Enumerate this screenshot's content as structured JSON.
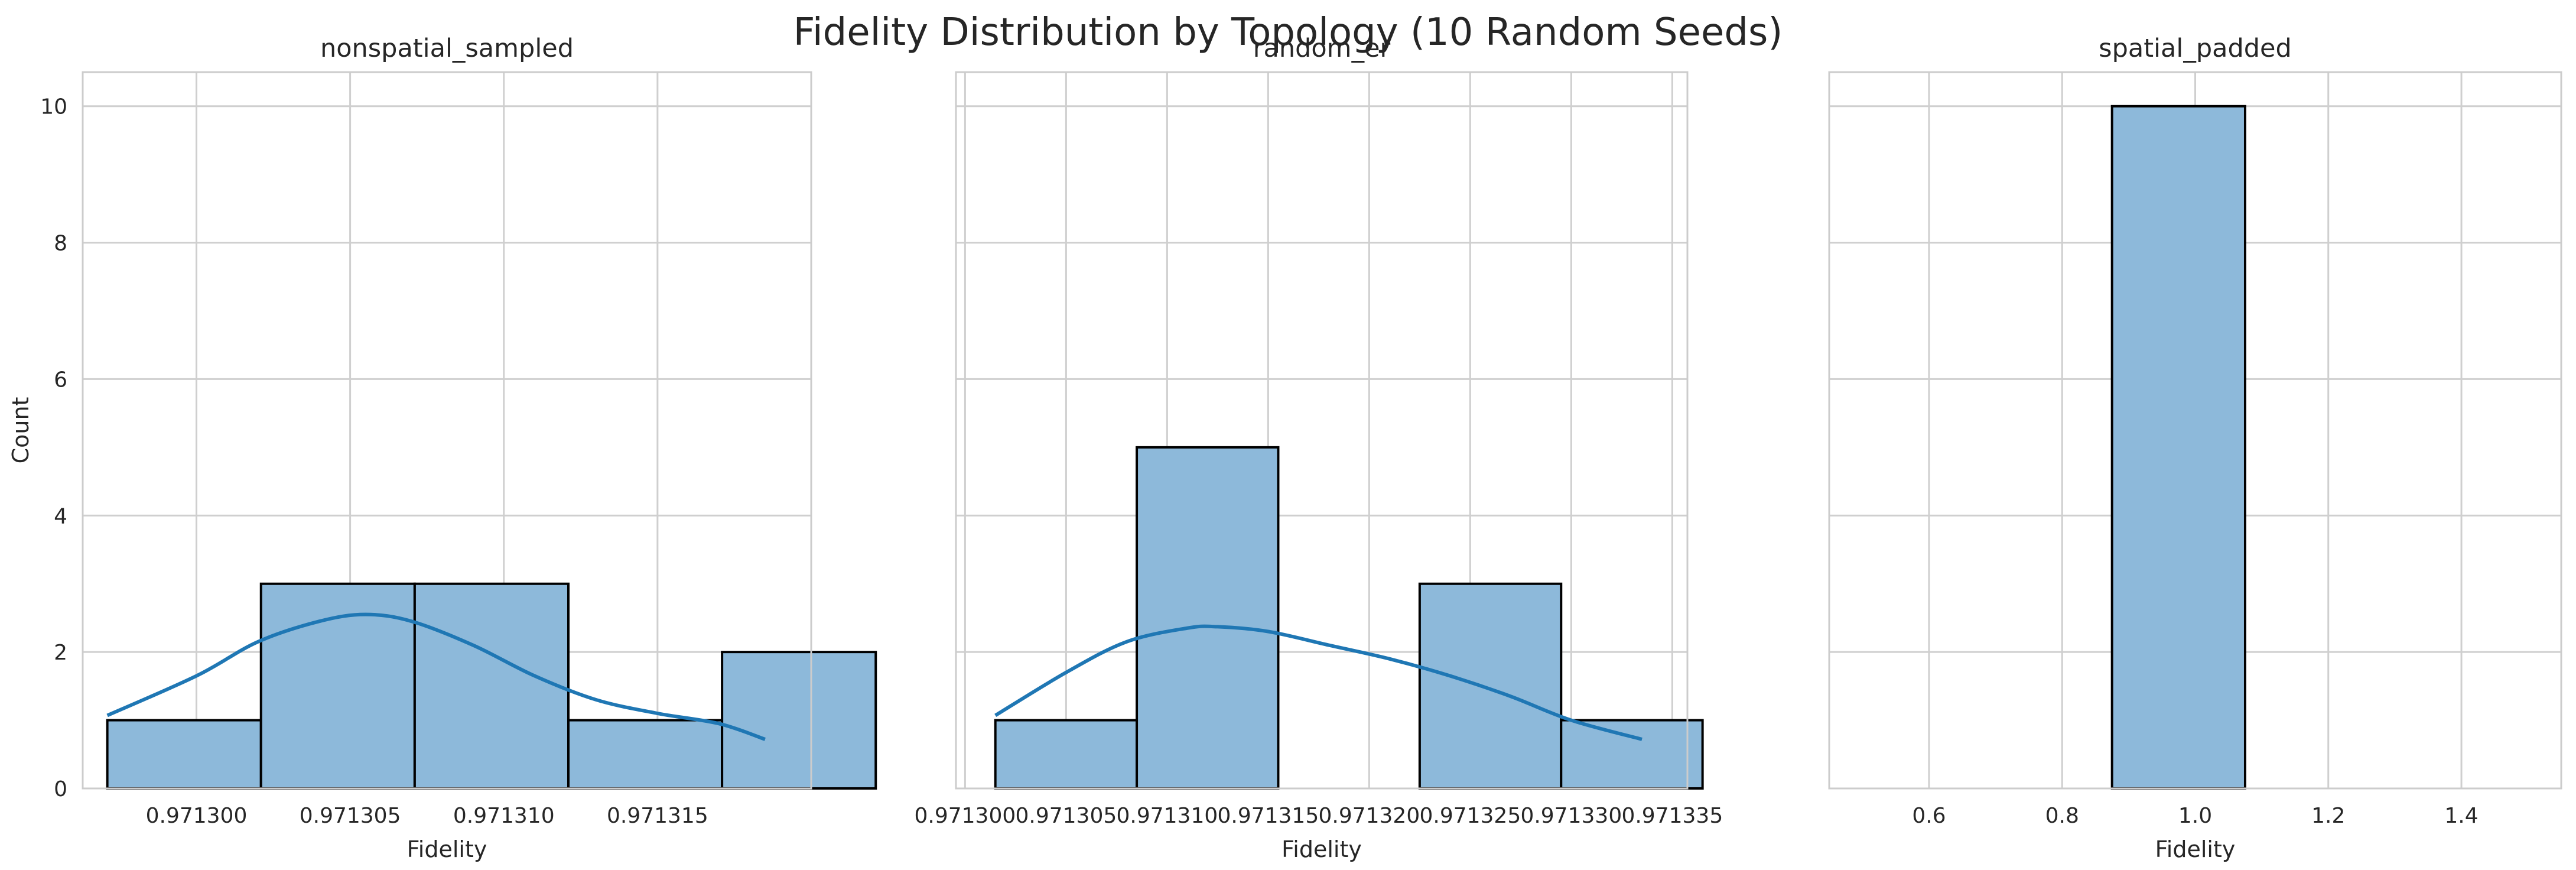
{
  "figure": {
    "title": "Fidelity Distribution by Topology (10 Random Seeds)"
  },
  "colors": {
    "bar_fill": "#8db9da",
    "bar_edge": "#000000",
    "kde_line": "#1f77b4",
    "grid": "#cfcfcf",
    "spine": "#cccccc",
    "text": "#262626"
  },
  "chart_data": [
    {
      "type": "bar",
      "title": "nonspatial_sampled",
      "xlabel": "Fidelity",
      "ylabel": "Count",
      "xlim": [
        0.9712963,
        0.97132
      ],
      "ylim": [
        0,
        10.5
      ],
      "xticks": [
        0.9713,
        0.971305,
        0.97131,
        0.971315
      ],
      "xtick_labels": [
        "0.971300",
        "0.971305",
        "0.971310",
        "0.971315"
      ],
      "yticks": [
        0,
        2,
        4,
        6,
        8,
        10
      ],
      "ytick_labels": [
        "0",
        "2",
        "4",
        "6",
        "8",
        "10"
      ],
      "bins": [
        {
          "x0": 0.9712971,
          "x1": 0.9713021,
          "count": 1
        },
        {
          "x0": 0.9713021,
          "x1": 0.9713071,
          "count": 3
        },
        {
          "x0": 0.9713071,
          "x1": 0.9713121,
          "count": 3
        },
        {
          "x0": 0.9713121,
          "x1": 0.9713171,
          "count": 1
        },
        {
          "x0": 0.9713171,
          "x1": 0.9713221,
          "count": 2
        }
      ],
      "kde": {
        "x": [
          0.9712971,
          0.9713,
          0.971302,
          0.971304,
          0.9713055,
          0.971307,
          0.971309,
          0.971311,
          0.971313,
          0.971315,
          0.971317,
          0.9713185
        ],
        "y": [
          1.07,
          1.65,
          2.15,
          2.45,
          2.55,
          2.45,
          2.1,
          1.65,
          1.3,
          1.1,
          0.95,
          0.72
        ]
      },
      "grid": true
    },
    {
      "type": "bar",
      "title": "random_er",
      "xlabel": "Fidelity",
      "ylabel": "",
      "xlim": [
        0.97129955,
        0.97133575
      ],
      "ylim": [
        0,
        10.5
      ],
      "xticks": [
        0.9713,
        0.971305,
        0.97131,
        0.971315,
        0.97132,
        0.971325,
        0.97133,
        0.971335
      ],
      "xtick_labels": [
        "0.971300",
        "0.971305",
        "0.971310",
        "0.971315",
        "0.971320",
        "0.971325",
        "0.971330",
        "0.971335"
      ],
      "yticks": [
        0,
        2,
        4,
        6,
        8,
        10
      ],
      "ytick_labels": [],
      "bins": [
        {
          "x0": 0.9713015,
          "x1": 0.9713085,
          "count": 1
        },
        {
          "x0": 0.9713085,
          "x1": 0.9713155,
          "count": 5
        },
        {
          "x0": 0.9713155,
          "x1": 0.9713225,
          "count": 0
        },
        {
          "x0": 0.9713225,
          "x1": 0.9713295,
          "count": 3
        },
        {
          "x0": 0.9713295,
          "x1": 0.9713365,
          "count": 1
        }
      ],
      "kde": {
        "x": [
          0.9713015,
          0.971305,
          0.971308,
          0.971311,
          0.9713125,
          0.971315,
          0.971318,
          0.971321,
          0.971324,
          0.971327,
          0.97133,
          0.9713335
        ],
        "y": [
          1.07,
          1.7,
          2.15,
          2.35,
          2.37,
          2.3,
          2.1,
          1.9,
          1.65,
          1.35,
          1.0,
          0.72
        ]
      },
      "grid": true
    },
    {
      "type": "bar",
      "title": "spatial_padded",
      "xlabel": "Fidelity",
      "ylabel": "",
      "xlim": [
        0.45,
        1.55
      ],
      "ylim": [
        0,
        10.5
      ],
      "xticks": [
        0.6,
        0.8,
        1.0,
        1.2,
        1.4
      ],
      "xtick_labels": [
        "0.6",
        "0.8",
        "1.0",
        "1.2",
        "1.4"
      ],
      "yticks": [
        0,
        2,
        4,
        6,
        8,
        10
      ],
      "ytick_labels": [],
      "bins": [
        {
          "x0": 0.875,
          "x1": 1.075,
          "count": 10
        }
      ],
      "kde": null,
      "grid": true
    }
  ]
}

**TASK OBJECTIVE:** Where a line above contains the string "title", copy that line.

**SOLUTION TO THE EXERCISE:**
    "title": "Fidelity Distribution by Topology (10 Random Seeds)"
      "title": "nonspatial_sampled",
      "title": "random_er",
      "title": "spatial_padded",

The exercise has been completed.